◆ Data entries
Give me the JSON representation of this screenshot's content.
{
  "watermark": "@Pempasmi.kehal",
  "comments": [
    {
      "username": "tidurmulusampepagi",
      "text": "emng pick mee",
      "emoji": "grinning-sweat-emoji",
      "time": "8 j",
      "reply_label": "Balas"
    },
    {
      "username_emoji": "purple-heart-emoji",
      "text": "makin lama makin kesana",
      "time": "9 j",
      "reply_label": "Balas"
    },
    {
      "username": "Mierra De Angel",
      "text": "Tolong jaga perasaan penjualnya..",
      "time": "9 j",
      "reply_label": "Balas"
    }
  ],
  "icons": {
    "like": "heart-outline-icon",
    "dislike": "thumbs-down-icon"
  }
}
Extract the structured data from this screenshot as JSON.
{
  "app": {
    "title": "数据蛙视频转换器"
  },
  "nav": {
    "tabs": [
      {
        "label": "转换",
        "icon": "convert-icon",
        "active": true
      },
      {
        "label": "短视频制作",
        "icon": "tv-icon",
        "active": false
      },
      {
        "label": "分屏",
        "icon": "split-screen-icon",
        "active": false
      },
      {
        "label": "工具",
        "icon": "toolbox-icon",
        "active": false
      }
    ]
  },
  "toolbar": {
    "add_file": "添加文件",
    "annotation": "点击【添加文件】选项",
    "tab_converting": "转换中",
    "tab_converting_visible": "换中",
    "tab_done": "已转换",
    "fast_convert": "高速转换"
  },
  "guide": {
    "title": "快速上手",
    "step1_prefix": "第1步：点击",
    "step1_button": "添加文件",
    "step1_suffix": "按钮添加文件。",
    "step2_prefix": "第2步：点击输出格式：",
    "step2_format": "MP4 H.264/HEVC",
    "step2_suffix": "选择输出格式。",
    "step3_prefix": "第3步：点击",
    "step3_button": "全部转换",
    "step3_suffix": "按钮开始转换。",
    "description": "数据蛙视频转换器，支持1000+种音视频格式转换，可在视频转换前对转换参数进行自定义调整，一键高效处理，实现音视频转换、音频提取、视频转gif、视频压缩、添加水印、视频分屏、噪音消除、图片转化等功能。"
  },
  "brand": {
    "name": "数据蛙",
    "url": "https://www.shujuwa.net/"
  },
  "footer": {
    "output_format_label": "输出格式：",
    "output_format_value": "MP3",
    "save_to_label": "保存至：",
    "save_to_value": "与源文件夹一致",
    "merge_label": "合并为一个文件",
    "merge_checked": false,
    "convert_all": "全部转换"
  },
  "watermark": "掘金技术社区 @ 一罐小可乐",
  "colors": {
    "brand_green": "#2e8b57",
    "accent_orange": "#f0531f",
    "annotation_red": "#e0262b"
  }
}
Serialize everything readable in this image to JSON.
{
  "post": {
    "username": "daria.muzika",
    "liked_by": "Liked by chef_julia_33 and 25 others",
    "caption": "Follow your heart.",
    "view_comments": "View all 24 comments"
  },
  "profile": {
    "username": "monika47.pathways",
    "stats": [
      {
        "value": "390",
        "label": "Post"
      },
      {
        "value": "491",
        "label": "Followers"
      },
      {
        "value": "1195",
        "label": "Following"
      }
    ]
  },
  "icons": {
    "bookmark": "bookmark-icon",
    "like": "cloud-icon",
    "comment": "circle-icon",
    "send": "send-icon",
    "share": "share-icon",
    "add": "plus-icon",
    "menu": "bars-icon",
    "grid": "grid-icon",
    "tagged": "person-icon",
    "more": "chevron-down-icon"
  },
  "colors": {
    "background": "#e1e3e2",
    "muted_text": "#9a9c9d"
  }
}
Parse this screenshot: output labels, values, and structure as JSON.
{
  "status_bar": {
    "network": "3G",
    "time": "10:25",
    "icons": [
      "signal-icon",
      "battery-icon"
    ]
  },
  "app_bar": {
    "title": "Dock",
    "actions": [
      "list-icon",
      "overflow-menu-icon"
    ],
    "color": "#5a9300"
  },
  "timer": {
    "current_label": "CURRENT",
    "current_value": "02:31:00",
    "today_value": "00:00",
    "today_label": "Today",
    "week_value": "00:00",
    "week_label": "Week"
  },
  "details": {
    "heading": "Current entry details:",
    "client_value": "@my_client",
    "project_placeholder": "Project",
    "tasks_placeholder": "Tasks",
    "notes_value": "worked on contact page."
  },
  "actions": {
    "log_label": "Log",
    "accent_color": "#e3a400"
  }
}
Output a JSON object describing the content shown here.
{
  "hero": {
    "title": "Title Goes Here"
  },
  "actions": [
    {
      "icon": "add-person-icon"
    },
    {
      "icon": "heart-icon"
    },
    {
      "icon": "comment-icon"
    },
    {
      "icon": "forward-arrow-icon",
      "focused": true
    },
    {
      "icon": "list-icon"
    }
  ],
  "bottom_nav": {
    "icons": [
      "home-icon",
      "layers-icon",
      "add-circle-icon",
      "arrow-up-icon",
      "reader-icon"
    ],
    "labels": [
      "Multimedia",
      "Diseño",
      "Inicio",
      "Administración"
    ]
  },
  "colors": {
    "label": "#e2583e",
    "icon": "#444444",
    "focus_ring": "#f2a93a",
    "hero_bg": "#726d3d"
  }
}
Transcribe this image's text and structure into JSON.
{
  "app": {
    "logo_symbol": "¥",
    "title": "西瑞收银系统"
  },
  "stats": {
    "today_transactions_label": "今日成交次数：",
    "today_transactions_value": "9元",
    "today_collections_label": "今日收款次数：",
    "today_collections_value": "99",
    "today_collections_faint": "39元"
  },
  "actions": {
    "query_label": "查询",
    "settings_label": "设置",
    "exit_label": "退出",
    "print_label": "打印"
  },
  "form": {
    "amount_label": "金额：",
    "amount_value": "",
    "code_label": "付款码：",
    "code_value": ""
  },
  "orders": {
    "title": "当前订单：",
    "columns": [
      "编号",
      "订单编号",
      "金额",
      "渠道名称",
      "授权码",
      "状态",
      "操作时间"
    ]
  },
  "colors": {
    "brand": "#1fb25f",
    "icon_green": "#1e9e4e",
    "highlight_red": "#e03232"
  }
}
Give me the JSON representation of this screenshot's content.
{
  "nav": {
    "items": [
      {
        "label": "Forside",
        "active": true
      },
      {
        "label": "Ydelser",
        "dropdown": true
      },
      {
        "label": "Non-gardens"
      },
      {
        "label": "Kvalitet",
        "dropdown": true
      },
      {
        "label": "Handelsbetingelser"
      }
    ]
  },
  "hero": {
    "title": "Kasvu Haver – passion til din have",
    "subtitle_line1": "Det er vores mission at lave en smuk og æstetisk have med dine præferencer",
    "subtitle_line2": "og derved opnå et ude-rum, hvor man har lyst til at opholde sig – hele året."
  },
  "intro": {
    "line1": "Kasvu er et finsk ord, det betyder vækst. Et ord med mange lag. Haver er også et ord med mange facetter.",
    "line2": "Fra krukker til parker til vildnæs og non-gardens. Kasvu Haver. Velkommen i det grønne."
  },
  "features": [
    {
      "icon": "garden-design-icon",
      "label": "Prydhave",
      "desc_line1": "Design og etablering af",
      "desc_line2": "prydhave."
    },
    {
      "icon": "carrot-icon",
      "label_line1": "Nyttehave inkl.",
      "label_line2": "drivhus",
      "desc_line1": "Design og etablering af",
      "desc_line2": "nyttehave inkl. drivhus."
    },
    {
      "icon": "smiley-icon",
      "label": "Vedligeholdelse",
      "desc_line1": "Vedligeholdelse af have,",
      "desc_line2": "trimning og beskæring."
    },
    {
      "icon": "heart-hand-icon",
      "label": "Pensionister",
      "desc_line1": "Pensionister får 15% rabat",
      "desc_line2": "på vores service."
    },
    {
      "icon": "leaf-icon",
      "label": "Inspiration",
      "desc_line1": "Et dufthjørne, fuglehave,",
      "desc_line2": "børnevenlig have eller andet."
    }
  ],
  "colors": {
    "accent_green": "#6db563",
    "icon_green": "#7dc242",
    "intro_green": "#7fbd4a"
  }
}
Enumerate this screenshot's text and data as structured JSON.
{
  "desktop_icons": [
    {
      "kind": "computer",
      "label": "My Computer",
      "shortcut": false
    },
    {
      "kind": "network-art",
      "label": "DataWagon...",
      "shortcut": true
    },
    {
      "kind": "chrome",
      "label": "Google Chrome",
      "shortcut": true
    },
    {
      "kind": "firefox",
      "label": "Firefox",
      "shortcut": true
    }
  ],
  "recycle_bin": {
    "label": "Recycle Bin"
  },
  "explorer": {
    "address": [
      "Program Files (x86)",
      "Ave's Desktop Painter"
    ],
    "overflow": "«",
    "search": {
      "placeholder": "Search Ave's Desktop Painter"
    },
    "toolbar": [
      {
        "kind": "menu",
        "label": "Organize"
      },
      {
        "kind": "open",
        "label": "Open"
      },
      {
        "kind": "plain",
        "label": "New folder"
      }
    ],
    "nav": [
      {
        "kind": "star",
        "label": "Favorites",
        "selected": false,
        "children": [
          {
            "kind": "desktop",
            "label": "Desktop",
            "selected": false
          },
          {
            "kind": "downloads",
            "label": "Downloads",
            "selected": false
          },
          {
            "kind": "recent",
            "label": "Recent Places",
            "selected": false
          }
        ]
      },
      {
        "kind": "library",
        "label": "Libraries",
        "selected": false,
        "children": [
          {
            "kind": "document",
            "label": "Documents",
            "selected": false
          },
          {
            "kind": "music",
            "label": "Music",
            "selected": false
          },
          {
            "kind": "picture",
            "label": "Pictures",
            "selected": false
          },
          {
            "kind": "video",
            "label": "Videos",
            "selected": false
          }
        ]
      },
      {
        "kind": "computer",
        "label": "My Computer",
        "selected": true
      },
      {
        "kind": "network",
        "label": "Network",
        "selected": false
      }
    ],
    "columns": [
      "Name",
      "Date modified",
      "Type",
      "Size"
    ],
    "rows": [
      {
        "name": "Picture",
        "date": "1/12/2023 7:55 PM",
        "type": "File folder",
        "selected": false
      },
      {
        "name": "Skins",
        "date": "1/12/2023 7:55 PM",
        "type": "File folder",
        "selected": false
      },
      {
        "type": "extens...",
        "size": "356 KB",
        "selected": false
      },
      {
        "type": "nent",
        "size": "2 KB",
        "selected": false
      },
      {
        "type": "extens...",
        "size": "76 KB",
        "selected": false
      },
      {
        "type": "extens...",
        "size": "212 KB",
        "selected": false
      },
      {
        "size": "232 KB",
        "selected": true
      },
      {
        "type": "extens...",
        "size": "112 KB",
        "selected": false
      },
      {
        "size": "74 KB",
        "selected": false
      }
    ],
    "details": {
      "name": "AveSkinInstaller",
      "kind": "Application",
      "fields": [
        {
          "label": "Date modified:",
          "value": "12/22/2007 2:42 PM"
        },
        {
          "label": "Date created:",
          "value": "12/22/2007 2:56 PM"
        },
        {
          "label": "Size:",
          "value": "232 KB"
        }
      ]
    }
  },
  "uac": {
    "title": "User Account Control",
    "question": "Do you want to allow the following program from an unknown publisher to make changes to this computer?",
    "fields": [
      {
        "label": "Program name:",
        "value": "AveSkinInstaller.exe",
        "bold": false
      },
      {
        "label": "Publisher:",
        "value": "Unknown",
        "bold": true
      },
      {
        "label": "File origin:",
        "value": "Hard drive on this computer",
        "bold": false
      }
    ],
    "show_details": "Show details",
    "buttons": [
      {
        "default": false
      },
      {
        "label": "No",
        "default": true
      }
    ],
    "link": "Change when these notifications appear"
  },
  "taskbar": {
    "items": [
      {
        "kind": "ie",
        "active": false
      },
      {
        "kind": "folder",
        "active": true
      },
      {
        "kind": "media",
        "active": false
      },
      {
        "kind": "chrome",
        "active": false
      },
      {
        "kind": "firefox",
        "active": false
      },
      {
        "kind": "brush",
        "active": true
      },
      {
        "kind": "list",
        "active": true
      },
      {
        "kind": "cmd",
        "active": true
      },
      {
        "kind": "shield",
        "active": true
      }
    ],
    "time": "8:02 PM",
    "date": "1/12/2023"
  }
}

◆ What you will do
Find all the lines containing "JSON" in the material, then copy them.

◆ Solved exercise
Give me the JSON representation of this screenshot's content.
Extract the structured data from this screenshot as JSON.
Serialize everything readable in this image to JSON.
Parse this screenshot: output labels, values, and structure as JSON.
Output a JSON object describing the content shown here.
Transcribe this image's text and structure into JSON.
Give me the JSON representation of this screenshot's content.
Enumerate this screenshot's text and data as structured JSON.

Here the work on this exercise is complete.